## The exercise
Repeat each record exactly as written, and drop any images.

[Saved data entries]
──────────

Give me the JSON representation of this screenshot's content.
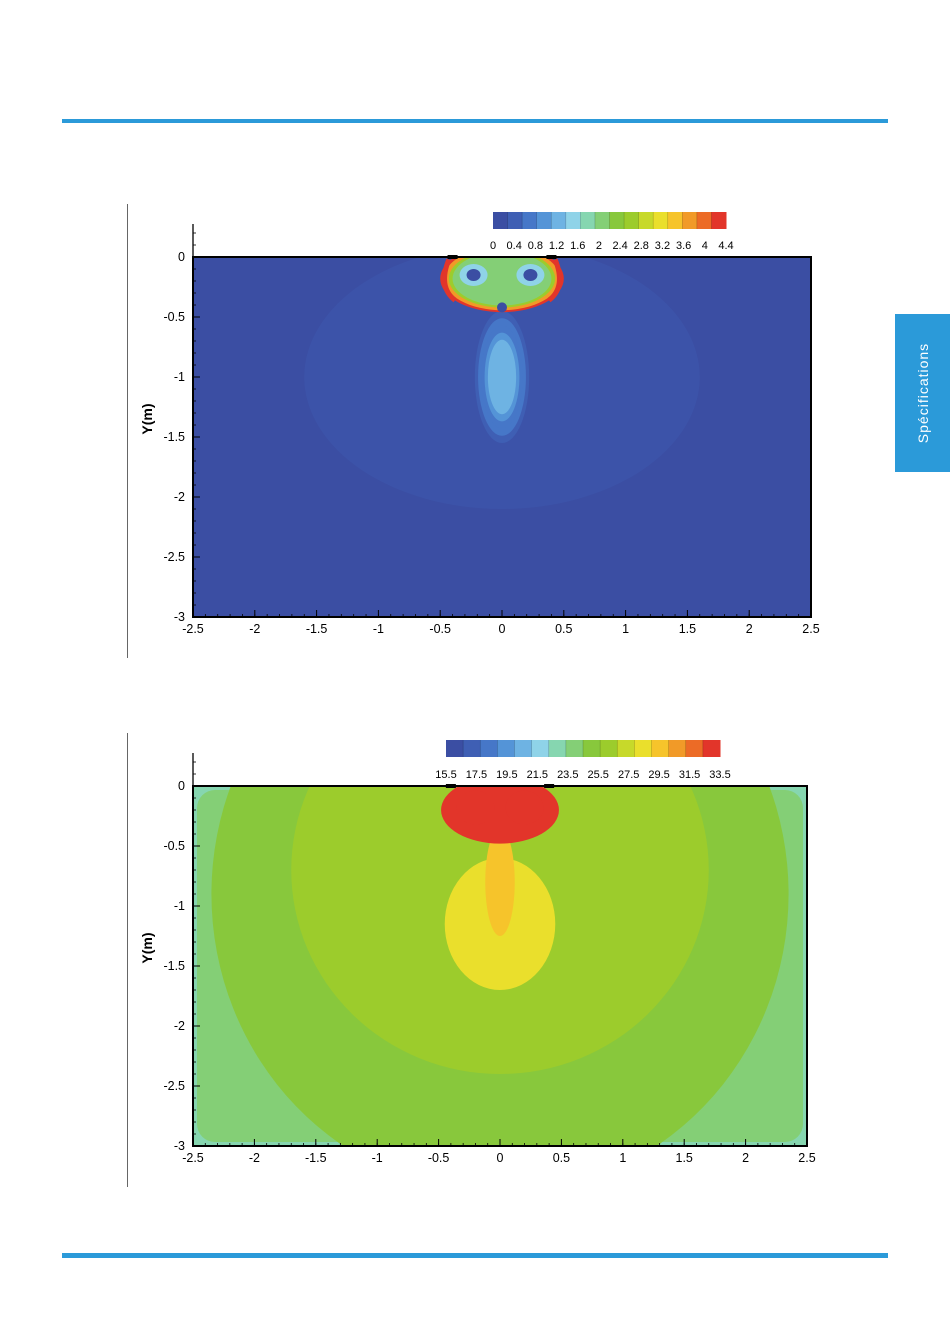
{
  "side_tab": {
    "label": "Spécifications"
  },
  "colors": {
    "accent": "#2b9ad9"
  },
  "chart_data": [
    {
      "type": "heatmap",
      "title": "",
      "xlabel": "",
      "ylabel": "Y(m)",
      "xlim": [
        -2.5,
        2.5
      ],
      "ylim": [
        -3,
        0
      ],
      "x_ticks": [
        "-2.5",
        "-2",
        "-1.5",
        "-1",
        "-0.5",
        "0",
        "0.5",
        "1",
        "1.5",
        "2",
        "2.5"
      ],
      "y_ticks": [
        "0",
        "-0.5",
        "-1",
        "-1.5",
        "-2",
        "-2.5",
        "-3"
      ],
      "colorbar": {
        "min": 0,
        "max": 4.4,
        "labels": [
          "0",
          "0.4",
          "0.8",
          "1.2",
          "1.6",
          "2",
          "2.4",
          "2.8",
          "3.2",
          "3.6",
          "4",
          "4.4"
        ]
      },
      "background_value": 0.2,
      "features": [
        {
          "label": "outlet-core",
          "x": 0,
          "y": -0.25,
          "value": 2.8
        },
        {
          "label": "outlet-edge-left",
          "x": -0.4,
          "y": -0.2,
          "value": 4.4
        },
        {
          "label": "outlet-edge-right",
          "x": 0.4,
          "y": -0.2,
          "value": 4.4
        },
        {
          "label": "jet-plume",
          "x": 0,
          "y": -1.0,
          "value": 1.2
        }
      ]
    },
    {
      "type": "heatmap",
      "title": "",
      "xlabel": "",
      "ylabel": "Y(m)",
      "xlim": [
        -2.5,
        2.5
      ],
      "ylim": [
        -3,
        0
      ],
      "x_ticks": [
        "-2.5",
        "-2",
        "-1.5",
        "-1",
        "-0.5",
        "0",
        "0.5",
        "1",
        "1.5",
        "2",
        "2.5"
      ],
      "y_ticks": [
        "0",
        "-0.5",
        "-1",
        "-1.5",
        "-2",
        "-2.5",
        "-3"
      ],
      "colorbar": {
        "min": 15.5,
        "max": 33.5,
        "labels": [
          "15.5",
          "17.5",
          "19.5",
          "21.5",
          "23.5",
          "25.5",
          "27.5",
          "29.5",
          "31.5",
          "33.5"
        ]
      },
      "background_value": 26,
      "features": [
        {
          "label": "outlet-core",
          "x": 0,
          "y": -0.2,
          "value": 33.5
        },
        {
          "label": "plume",
          "x": 0,
          "y": -1.2,
          "value": 28.5
        },
        {
          "label": "floor-region",
          "x": 0,
          "y": -2.7,
          "value": 24
        }
      ]
    }
  ]
}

──────────

## Task solution
Give me the JSON representation of this screenshot's content.
{
  "side_tab": {
    "label": "Spécifications"
  },
  "colors": {
    "accent": "#2b9ad9"
  },
  "chart_data": [
    {
      "type": "heatmap",
      "title": "",
      "xlabel": "",
      "ylabel": "Y(m)",
      "xlim": [
        -2.5,
        2.5
      ],
      "ylim": [
        -3,
        0
      ],
      "x_ticks": [
        "-2.5",
        "-2",
        "-1.5",
        "-1",
        "-0.5",
        "0",
        "0.5",
        "1",
        "1.5",
        "2",
        "2.5"
      ],
      "y_ticks": [
        "0",
        "-0.5",
        "-1",
        "-1.5",
        "-2",
        "-2.5",
        "-3"
      ],
      "colorbar": {
        "min": 0,
        "max": 4.4,
        "labels": [
          "0",
          "0.4",
          "0.8",
          "1.2",
          "1.6",
          "2",
          "2.4",
          "2.8",
          "3.2",
          "3.6",
          "4",
          "4.4"
        ]
      },
      "background_value": 0.2,
      "features": [
        {
          "label": "outlet-core",
          "x": 0,
          "y": -0.25,
          "value": 2.8
        },
        {
          "label": "outlet-edge-left",
          "x": -0.4,
          "y": -0.2,
          "value": 4.4
        },
        {
          "label": "outlet-edge-right",
          "x": 0.4,
          "y": -0.2,
          "value": 4.4
        },
        {
          "label": "jet-plume",
          "x": 0,
          "y": -1.0,
          "value": 1.2
        }
      ]
    },
    {
      "type": "heatmap",
      "title": "",
      "xlabel": "",
      "ylabel": "Y(m)",
      "xlim": [
        -2.5,
        2.5
      ],
      "ylim": [
        -3,
        0
      ],
      "x_ticks": [
        "-2.5",
        "-2",
        "-1.5",
        "-1",
        "-0.5",
        "0",
        "0.5",
        "1",
        "1.5",
        "2",
        "2.5"
      ],
      "y_ticks": [
        "0",
        "-0.5",
        "-1",
        "-1.5",
        "-2",
        "-2.5",
        "-3"
      ],
      "colorbar": {
        "min": 15.5,
        "max": 33.5,
        "labels": [
          "15.5",
          "17.5",
          "19.5",
          "21.5",
          "23.5",
          "25.5",
          "27.5",
          "29.5",
          "31.5",
          "33.5"
        ]
      },
      "background_value": 26,
      "features": [
        {
          "label": "outlet-core",
          "x": 0,
          "y": -0.2,
          "value": 33.5
        },
        {
          "label": "plume",
          "x": 0,
          "y": -1.2,
          "value": 28.5
        },
        {
          "label": "floor-region",
          "x": 0,
          "y": -2.7,
          "value": 24
        }
      ]
    }
  ]
}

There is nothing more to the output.